* _REQUIRED TASK_
Write out the whole listing word for word.

-- DATA PROVIDED start --

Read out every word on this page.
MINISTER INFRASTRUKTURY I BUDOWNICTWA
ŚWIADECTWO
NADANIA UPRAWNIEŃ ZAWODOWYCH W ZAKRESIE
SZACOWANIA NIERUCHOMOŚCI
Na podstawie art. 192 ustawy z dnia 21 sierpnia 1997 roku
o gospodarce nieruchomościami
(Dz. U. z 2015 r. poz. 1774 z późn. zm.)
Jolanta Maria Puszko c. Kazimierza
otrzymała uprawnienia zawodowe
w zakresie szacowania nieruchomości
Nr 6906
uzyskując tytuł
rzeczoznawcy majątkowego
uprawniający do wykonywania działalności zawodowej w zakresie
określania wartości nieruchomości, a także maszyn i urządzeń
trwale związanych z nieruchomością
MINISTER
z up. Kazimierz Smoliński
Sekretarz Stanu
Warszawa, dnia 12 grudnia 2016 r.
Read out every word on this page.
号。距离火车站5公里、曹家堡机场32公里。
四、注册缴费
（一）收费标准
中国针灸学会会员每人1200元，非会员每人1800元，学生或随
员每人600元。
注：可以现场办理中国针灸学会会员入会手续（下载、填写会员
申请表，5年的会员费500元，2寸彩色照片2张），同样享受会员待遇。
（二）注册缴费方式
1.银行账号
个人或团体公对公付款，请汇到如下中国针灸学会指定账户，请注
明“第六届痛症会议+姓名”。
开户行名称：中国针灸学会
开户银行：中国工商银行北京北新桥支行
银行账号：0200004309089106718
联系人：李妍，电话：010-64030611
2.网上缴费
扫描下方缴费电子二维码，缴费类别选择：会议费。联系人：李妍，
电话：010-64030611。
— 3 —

-- DATA PROVIDED end --

* _WRITTEN SOLUTION_
Read out every word on this page.
MINISTER INFRASTRUKTURY I BUDOWNICTWA
ŚWIADECTWO
NADANIA UPRAWNIEŃ ZAWODOWYCH W ZAKRESIE
SZACOWANIA NIERUCHOMOŚCI
Na podstawie art. 192 ustawy z dnia 21 sierpnia 1997 roku
o gospodarce nieruchomościami
(Dz. U. z 2015 r. poz. 1774 z późn. zm.)
Jolanta Maria Puszko c. Kazimierza
otrzymała uprawnienia zawodowe
w zakresie szacowania nieruchomości
Nr 6906
uzyskując tytuł
rzeczoznawcy majątkowego
uprawniający do wykonywania działalności zawodowej w zakresie
określania wartości nieruchomości, a także maszyn i urządzeń
trwale związanych z nieruchomością
MINISTER
z up. Kazimierz Smoliński
Sekretarz Stanu
Warszawa, dnia 12 grudnia 2016 r.
Read out every word on this page.
号。距离火车站5公里、曹家堡机场32公里。
四、注册缴费
（一）收费标准
中国针灸学会会员每人1200元，非会员每人1800元，学生或随
员每人600元。
注：可以现场办理中国针灸学会会员入会手续（下载、填写会员
申请表，5年的会员费500元，2寸彩色照片2张），同样享受会员待遇。
（二）注册缴费方式
1.银行账号
个人或团体公对公付款，请汇到如下中国针灸学会指定账户，请注
明“第六届痛症会议+姓名”。
开户行名称：中国针灸学会
开户银行：中国工商银行北京北新桥支行
银行账号：0200004309089106718
联系人：李妍，电话：010-64030611
2.网上缴费
扫描下方缴费电子二维码，缴费类别选择：会议费。联系人：李妍，
电话：010-64030611。
— 3 —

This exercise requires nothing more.